## Listed entries

* Start *

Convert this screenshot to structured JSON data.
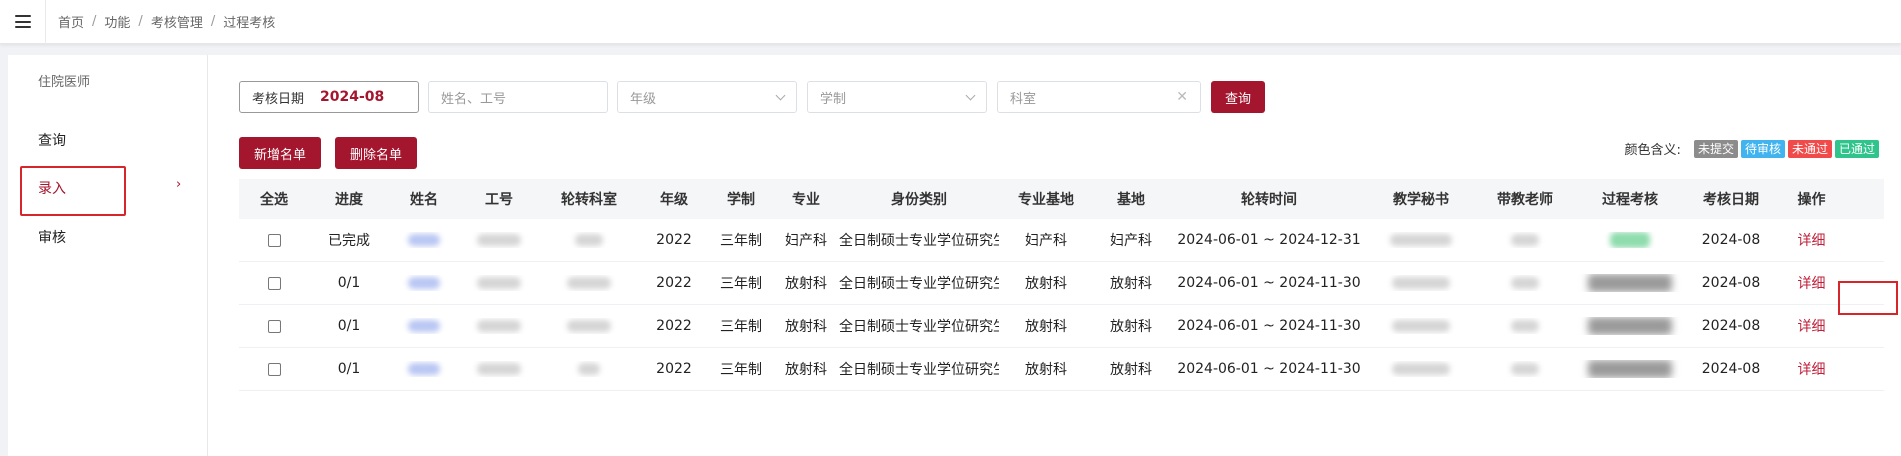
{
  "breadcrumb": [
    "首页",
    "功能",
    "考核管理",
    "过程考核"
  ],
  "sidebar": {
    "title": "住院医师",
    "items": [
      {
        "label": "查询"
      },
      {
        "label": "录入"
      },
      {
        "label": "审核"
      }
    ]
  },
  "filters": {
    "date_label": "考核日期",
    "date_value": "2024-08",
    "name_placeholder": "姓名、工号",
    "grade_placeholder": "年级",
    "system_placeholder": "学制",
    "dept_placeholder": "科室"
  },
  "buttons": {
    "query": "查询",
    "add": "新增名单",
    "delete": "删除名单"
  },
  "legend": {
    "label": "颜色含义:",
    "tags": [
      {
        "text": "未提交",
        "color": "#8c8c8c"
      },
      {
        "text": "待审核",
        "color": "#41b4f0"
      },
      {
        "text": "未通过",
        "color": "#f04a4a"
      },
      {
        "text": "已通过",
        "color": "#2fc48c"
      }
    ]
  },
  "table": {
    "headers": [
      "全选",
      "进度",
      "姓名",
      "工号",
      "轮转科室",
      "年级",
      "学制",
      "专业",
      "身份类别",
      "专业基地",
      "基地",
      "轮转时间",
      "教学秘书",
      "带教老师",
      "过程考核",
      "考核日期",
      "操作"
    ],
    "rows": [
      {
        "progress": "已完成",
        "grade": "2022",
        "system": "三年制",
        "major": "妇产科",
        "identity": "全日制硕士专业学位研究生",
        "major_base": "妇产科",
        "base": "妇产科",
        "period": "2024-06-01 ~ 2024-12-31",
        "date": "2024-08",
        "action": "详细",
        "status": "green"
      },
      {
        "progress": "0/1",
        "grade": "2022",
        "system": "三年制",
        "major": "放射科",
        "identity": "全日制硕士专业学位研究生",
        "major_base": "放射科",
        "base": "放射科",
        "period": "2024-06-01 ~ 2024-11-30",
        "date": "2024-08",
        "action": "详细",
        "status": "dark"
      },
      {
        "progress": "0/1",
        "grade": "2022",
        "system": "三年制",
        "major": "放射科",
        "identity": "全日制硕士专业学位研究生",
        "major_base": "放射科",
        "base": "放射科",
        "period": "2024-06-01 ~ 2024-11-30",
        "date": "2024-08",
        "action": "详细",
        "status": "dark"
      },
      {
        "progress": "0/1",
        "grade": "2022",
        "system": "三年制",
        "major": "放射科",
        "identity": "全日制硕士专业学位研究生",
        "major_base": "放射科",
        "base": "放射科",
        "period": "2024-06-01 ~ 2024-11-30",
        "date": "2024-08",
        "action": "详细",
        "status": "dark"
      }
    ]
  }
}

* End *

## Stated exercise
Using the records above, retype everything exactly except the pictures.

## Full output
Convert this screenshot to structured JSON data.
{
  "breadcrumb": [
    "首页",
    "功能",
    "考核管理",
    "过程考核"
  ],
  "sidebar": {
    "title": "住院医师",
    "items": [
      {
        "label": "查询"
      },
      {
        "label": "录入"
      },
      {
        "label": "审核"
      }
    ]
  },
  "filters": {
    "date_label": "考核日期",
    "date_value": "2024-08",
    "name_placeholder": "姓名、工号",
    "grade_placeholder": "年级",
    "system_placeholder": "学制",
    "dept_placeholder": "科室"
  },
  "buttons": {
    "query": "查询",
    "add": "新增名单",
    "delete": "删除名单"
  },
  "legend": {
    "label": "颜色含义:",
    "tags": [
      {
        "text": "未提交",
        "color": "#8c8c8c"
      },
      {
        "text": "待审核",
        "color": "#41b4f0"
      },
      {
        "text": "未通过",
        "color": "#f04a4a"
      },
      {
        "text": "已通过",
        "color": "#2fc48c"
      }
    ]
  },
  "table": {
    "headers": [
      "全选",
      "进度",
      "姓名",
      "工号",
      "轮转科室",
      "年级",
      "学制",
      "专业",
      "身份类别",
      "专业基地",
      "基地",
      "轮转时间",
      "教学秘书",
      "带教老师",
      "过程考核",
      "考核日期",
      "操作"
    ],
    "rows": [
      {
        "progress": "已完成",
        "grade": "2022",
        "system": "三年制",
        "major": "妇产科",
        "identity": "全日制硕士专业学位研究生",
        "major_base": "妇产科",
        "base": "妇产科",
        "period": "2024-06-01 ~ 2024-12-31",
        "date": "2024-08",
        "action": "详细",
        "status": "green"
      },
      {
        "progress": "0/1",
        "grade": "2022",
        "system": "三年制",
        "major": "放射科",
        "identity": "全日制硕士专业学位研究生",
        "major_base": "放射科",
        "base": "放射科",
        "period": "2024-06-01 ~ 2024-11-30",
        "date": "2024-08",
        "action": "详细",
        "status": "dark"
      },
      {
        "progress": "0/1",
        "grade": "2022",
        "system": "三年制",
        "major": "放射科",
        "identity": "全日制硕士专业学位研究生",
        "major_base": "放射科",
        "base": "放射科",
        "period": "2024-06-01 ~ 2024-11-30",
        "date": "2024-08",
        "action": "详细",
        "status": "dark"
      },
      {
        "progress": "0/1",
        "grade": "2022",
        "system": "三年制",
        "major": "放射科",
        "identity": "全日制硕士专业学位研究生",
        "major_base": "放射科",
        "base": "放射科",
        "period": "2024-06-01 ~ 2024-11-30",
        "date": "2024-08",
        "action": "详细",
        "status": "dark"
      }
    ]
  }
}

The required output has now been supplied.